▶ [Extrait du document]:

········

D’un côté, l’accès au logement pour une part non négligeable de la population française reste chose compliquée : près de 15 % des Français sont touchées par la tristement célèbre « crise du logement ». Qu’elles soient sans domicile fixe, contraintes de se loger chez des proches ou hébergées dans des taudis, ces personnes vivent au quotidien des situations pénibles.

Parallèlement, le niveau des loyers a globalement augmenté, connaissant même une hausse brutale durant les années 2000. A Paris, ils ont littéralement explosé puisqu’ils ont été multiplié par deux en 10 ans.

Voilà pour ce qui concerne les locataires. Qu’en est-il pour les propriétaires bailleurs ?

Ces derniers ont également « subi » la grande hausse des prix de l’immobilier des années 2000. Cette situation a dégradé le niveau moyen de rentabilité de leur investissement locatif. Conséquence naturelle : ils ont cherché à augmenter les loyers qu’ils perçoivent et à réduire leurs charges.

········

[Annotations des éléments de la page]
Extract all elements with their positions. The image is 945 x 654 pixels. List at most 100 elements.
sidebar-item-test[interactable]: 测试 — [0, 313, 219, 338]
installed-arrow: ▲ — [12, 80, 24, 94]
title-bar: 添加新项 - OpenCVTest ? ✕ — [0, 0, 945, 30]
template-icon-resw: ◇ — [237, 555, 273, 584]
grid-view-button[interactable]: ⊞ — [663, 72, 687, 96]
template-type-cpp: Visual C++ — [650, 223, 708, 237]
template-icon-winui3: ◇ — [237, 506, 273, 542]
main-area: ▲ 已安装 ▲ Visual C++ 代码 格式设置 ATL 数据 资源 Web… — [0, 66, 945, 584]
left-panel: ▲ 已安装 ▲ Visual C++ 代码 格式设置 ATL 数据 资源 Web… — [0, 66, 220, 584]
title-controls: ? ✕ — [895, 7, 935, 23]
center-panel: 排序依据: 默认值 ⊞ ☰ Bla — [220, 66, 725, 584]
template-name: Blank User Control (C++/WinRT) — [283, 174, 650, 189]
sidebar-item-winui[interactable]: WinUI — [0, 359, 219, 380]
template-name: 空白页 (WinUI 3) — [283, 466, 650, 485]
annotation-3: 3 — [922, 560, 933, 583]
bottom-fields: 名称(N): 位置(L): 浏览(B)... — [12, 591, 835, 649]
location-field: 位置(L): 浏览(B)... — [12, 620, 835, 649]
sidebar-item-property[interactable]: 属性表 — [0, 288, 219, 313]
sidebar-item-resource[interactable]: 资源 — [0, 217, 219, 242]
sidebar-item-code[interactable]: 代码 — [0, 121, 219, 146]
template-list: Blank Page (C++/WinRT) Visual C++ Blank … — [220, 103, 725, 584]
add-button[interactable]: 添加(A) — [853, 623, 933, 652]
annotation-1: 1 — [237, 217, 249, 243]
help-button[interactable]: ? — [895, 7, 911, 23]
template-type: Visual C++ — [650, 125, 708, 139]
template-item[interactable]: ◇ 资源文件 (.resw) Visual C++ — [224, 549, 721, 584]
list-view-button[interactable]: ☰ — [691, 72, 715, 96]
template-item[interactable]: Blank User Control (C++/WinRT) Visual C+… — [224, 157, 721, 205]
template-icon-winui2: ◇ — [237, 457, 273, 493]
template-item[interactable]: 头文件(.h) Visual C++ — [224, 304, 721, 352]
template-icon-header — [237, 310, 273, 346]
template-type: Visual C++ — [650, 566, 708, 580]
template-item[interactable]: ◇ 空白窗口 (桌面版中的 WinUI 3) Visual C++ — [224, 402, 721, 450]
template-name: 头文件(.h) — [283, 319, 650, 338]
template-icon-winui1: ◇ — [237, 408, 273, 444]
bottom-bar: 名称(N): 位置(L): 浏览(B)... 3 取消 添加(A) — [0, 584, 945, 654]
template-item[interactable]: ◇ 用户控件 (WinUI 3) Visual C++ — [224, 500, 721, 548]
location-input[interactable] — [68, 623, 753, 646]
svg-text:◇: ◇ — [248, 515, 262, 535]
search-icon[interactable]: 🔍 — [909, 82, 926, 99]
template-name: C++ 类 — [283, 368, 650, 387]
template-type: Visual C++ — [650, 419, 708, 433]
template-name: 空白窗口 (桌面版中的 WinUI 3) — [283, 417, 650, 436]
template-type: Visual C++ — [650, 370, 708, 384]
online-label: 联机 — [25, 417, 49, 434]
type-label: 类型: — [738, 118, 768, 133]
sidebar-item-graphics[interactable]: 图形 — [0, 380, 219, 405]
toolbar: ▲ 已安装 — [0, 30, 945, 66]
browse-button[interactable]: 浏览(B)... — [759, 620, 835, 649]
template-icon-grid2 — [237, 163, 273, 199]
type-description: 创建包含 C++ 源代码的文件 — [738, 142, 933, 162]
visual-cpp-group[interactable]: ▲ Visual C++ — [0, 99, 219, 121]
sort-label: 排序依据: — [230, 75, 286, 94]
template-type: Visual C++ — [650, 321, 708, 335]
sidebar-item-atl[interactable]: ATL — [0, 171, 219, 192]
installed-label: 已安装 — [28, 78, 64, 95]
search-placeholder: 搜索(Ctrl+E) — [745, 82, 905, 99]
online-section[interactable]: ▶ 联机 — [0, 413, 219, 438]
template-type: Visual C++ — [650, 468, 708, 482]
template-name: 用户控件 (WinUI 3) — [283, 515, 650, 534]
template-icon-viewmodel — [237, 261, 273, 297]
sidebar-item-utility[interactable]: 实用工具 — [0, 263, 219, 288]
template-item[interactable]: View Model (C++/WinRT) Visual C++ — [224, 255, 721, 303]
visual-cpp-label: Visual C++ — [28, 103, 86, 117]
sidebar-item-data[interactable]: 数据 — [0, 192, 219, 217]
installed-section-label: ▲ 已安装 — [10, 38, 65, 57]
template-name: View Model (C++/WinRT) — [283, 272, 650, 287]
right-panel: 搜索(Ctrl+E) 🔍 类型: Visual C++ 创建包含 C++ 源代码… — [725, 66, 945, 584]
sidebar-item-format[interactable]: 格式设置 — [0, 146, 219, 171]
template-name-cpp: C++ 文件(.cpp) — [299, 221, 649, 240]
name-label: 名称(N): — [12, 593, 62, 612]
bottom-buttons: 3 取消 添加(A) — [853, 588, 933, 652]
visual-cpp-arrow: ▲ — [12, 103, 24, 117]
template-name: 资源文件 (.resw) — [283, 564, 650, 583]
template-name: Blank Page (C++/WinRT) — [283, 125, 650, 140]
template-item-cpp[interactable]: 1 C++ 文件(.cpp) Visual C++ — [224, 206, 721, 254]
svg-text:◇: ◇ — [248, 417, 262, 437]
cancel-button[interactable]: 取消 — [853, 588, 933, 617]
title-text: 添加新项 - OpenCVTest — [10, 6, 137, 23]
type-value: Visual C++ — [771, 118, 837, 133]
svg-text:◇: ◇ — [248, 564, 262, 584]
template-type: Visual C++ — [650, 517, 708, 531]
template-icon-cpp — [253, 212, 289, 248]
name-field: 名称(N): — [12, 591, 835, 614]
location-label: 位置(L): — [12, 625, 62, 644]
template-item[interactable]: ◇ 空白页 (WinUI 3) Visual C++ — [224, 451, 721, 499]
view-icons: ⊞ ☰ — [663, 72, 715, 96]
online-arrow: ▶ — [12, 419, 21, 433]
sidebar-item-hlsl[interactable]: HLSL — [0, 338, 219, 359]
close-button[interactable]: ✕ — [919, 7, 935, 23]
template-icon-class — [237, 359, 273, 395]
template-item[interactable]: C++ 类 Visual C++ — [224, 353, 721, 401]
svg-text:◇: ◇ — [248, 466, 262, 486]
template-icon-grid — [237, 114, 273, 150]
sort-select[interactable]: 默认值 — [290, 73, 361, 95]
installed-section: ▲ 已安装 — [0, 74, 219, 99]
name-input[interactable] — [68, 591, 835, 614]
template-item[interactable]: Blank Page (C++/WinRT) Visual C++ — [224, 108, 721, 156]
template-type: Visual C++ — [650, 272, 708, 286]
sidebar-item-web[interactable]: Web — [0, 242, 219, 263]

········

▶ [Tâches à réaliser]:
[1] Reproduisez fidèlement le passage de l'extrait sur la crise du logement compris entre « D’un côté, l’accès » et « des situations pénibles. », ces deux bornes incluses.
[2] Poursuivez l'extrait sur la crise du logement à partir de l'endroit où il s'arrête.
Les items ne servent à rien ici.

▶ [Les réponses]:
[1]
D’un côté, l’accès au logement pour une part non négligeable de la population française reste chose compliquée : près de 15 % des Français sont touchées par la tristement célèbre « crise du logement ». Qu’elles soient sans domicile fixe, contraintes de se loger chez des proches ou hébergées dans des taudis, ces personnes vivent au quotidien des situations pénibles.

[2]
Or, une des charges les plus lourdes pour tout investisseur immobilier est constitué par les impôts sur le revenu.

C’est ici que le dispositif Louer Abordable prend tout son sens.

Louer Abordable : la philosophie

Le dispositif Louer Abordable permet à des ménages aux revenus modestes d’accéder à des logements dont les loyers sont plafonnés en échange d’une déduction fiscale pour les propriétaires bailleurs.

Mis en place à travers la Loi Cosse depuis février 2017, ce mécanisme succède au régime dit « Borloo ancien » dont l’efficacité était éprouvée mais qui n’était pas très connu des investisseurs.

Que se passe-t-il si vous avez signé une convention relevant du « Borloo ancien » ?

Dans ce cas, pas de panique ! Les conventions restent valables pendant la durée pour laquelle vous aviez signé (6 ou 9 ans).

Louer Abordable reprend par conséquent les grandes lignes du Borloo ancien. Notez que ce nouveau mécanisme est également dénommé « Cosse ancien » alors qu’il concerne autant les logements neufs qu’anciens.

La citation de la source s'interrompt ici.